------ RECORDS TO USE

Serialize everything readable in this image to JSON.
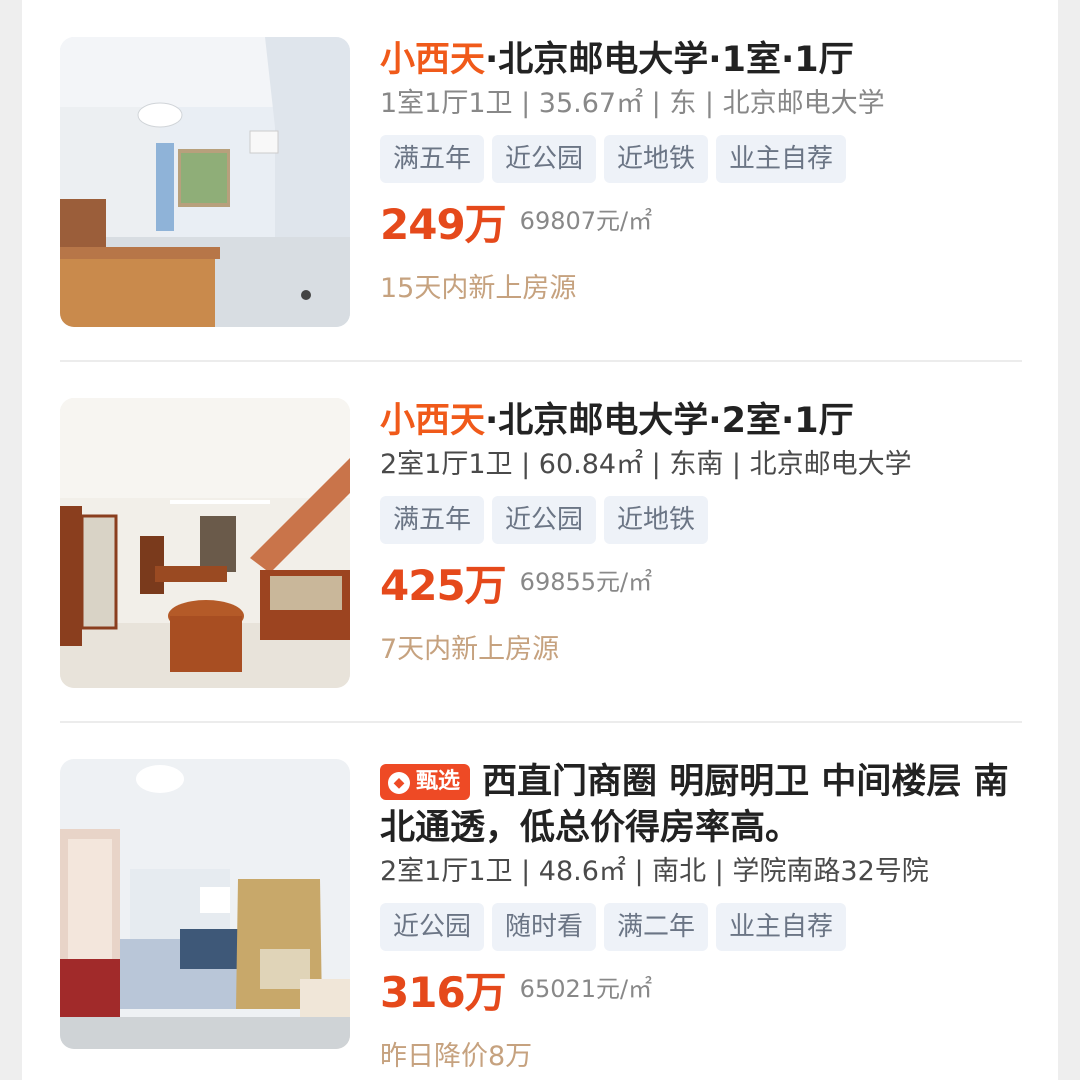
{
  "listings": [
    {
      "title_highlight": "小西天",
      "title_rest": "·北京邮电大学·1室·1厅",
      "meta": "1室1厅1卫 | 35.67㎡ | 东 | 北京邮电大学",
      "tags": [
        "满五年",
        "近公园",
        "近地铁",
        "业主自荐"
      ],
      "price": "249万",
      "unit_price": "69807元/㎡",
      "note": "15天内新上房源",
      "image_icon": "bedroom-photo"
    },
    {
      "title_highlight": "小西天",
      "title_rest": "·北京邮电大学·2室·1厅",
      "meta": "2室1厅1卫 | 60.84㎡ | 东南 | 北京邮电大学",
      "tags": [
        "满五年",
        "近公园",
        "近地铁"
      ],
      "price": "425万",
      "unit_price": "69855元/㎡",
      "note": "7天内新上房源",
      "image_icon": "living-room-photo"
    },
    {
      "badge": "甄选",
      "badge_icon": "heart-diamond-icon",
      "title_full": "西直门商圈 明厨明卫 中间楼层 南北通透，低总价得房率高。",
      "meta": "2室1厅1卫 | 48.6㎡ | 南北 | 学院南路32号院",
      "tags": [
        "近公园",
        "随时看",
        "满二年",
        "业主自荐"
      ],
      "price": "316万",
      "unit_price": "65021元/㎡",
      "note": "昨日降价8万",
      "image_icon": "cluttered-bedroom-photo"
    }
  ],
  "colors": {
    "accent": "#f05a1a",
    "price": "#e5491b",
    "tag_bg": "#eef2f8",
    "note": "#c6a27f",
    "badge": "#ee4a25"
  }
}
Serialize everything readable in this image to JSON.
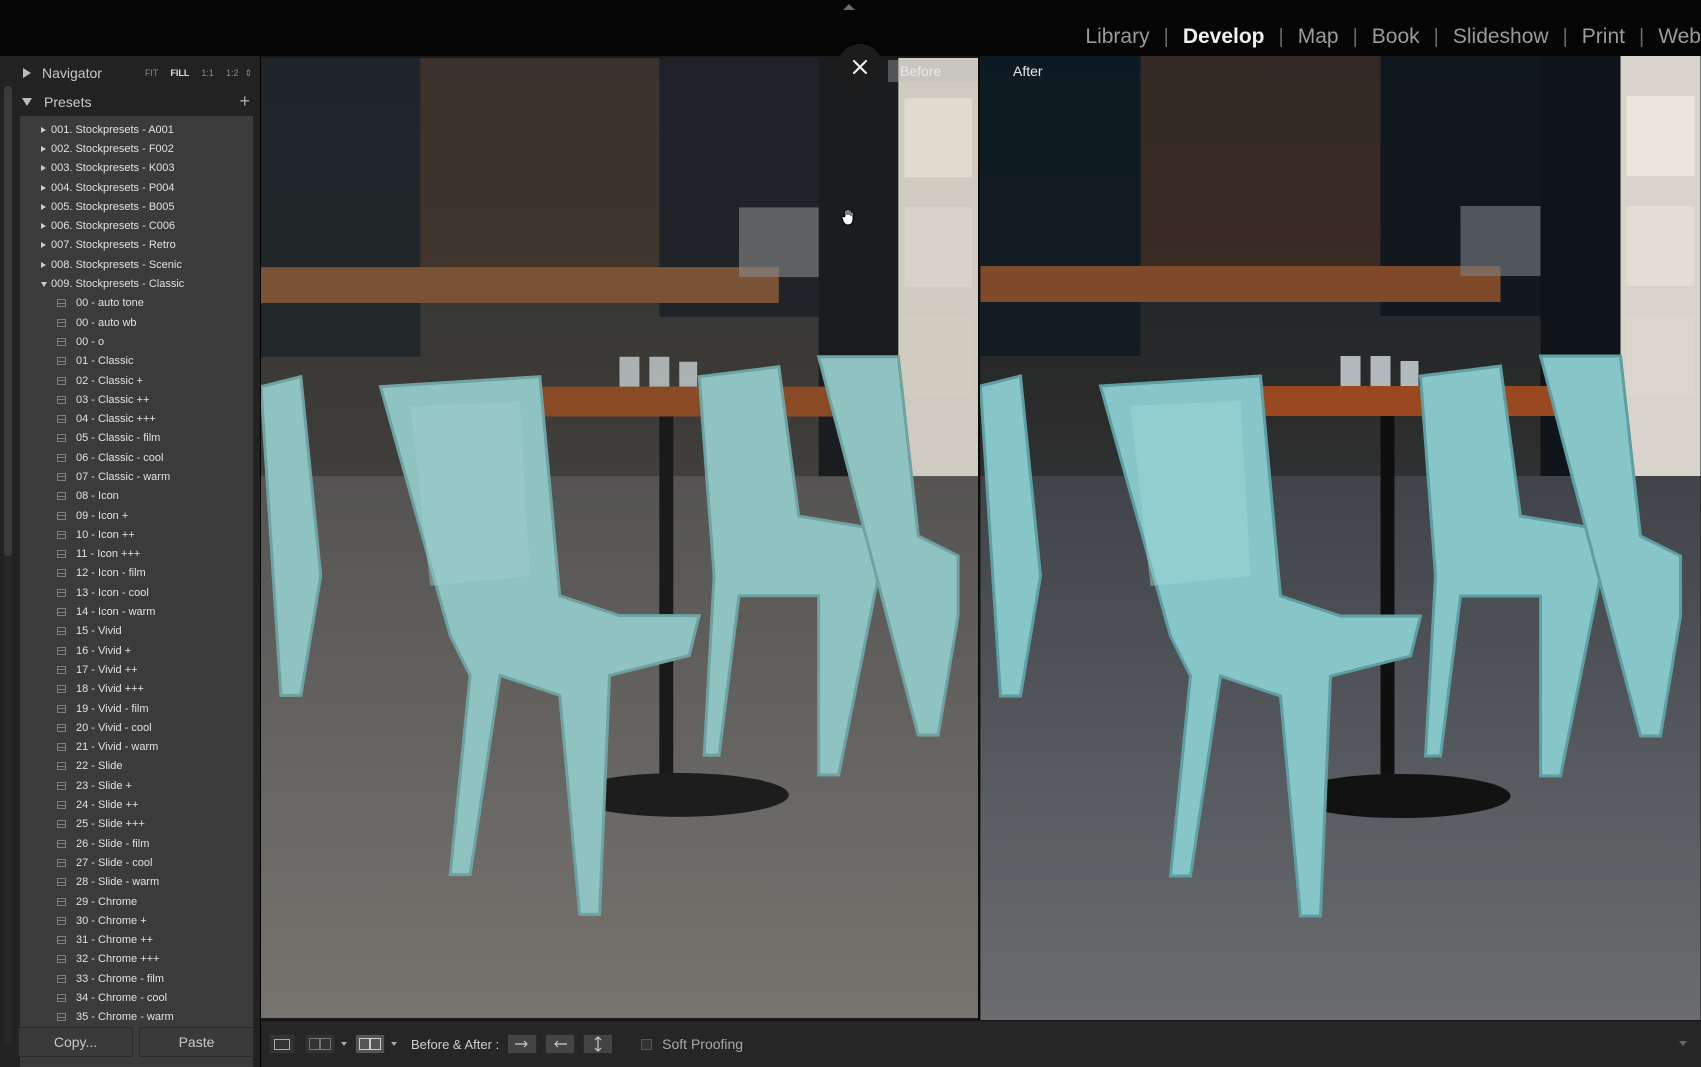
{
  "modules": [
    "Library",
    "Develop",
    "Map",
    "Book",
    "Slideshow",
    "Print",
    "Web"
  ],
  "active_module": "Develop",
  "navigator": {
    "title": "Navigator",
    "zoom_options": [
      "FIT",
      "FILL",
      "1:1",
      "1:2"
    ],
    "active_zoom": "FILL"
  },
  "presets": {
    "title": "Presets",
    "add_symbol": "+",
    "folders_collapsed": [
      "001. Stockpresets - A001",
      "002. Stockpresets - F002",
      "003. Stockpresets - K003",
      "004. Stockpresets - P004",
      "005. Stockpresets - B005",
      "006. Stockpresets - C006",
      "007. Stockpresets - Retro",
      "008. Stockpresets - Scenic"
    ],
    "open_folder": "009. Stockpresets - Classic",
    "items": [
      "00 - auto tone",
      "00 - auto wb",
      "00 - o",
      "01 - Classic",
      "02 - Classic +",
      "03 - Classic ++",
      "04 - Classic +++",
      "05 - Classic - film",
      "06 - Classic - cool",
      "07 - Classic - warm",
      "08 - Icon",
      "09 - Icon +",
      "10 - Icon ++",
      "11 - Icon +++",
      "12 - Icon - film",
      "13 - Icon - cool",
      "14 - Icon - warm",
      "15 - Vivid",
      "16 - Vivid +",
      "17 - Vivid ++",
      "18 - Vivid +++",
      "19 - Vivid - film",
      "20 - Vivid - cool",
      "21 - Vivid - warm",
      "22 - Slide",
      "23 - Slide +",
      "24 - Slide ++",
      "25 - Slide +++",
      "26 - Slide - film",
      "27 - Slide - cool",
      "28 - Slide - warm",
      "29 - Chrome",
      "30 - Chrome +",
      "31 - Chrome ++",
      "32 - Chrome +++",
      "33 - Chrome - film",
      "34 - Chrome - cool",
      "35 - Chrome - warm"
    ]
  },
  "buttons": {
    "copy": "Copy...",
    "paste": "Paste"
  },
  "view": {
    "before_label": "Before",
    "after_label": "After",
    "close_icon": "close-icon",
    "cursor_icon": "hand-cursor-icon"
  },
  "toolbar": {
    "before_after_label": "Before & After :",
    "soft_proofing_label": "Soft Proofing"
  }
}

------------

> _REQUIREMENT_
In the entries above, count each line with "Stockpresets"; reply with the total only.

> _ANSWER TO THE PROBLEM_
9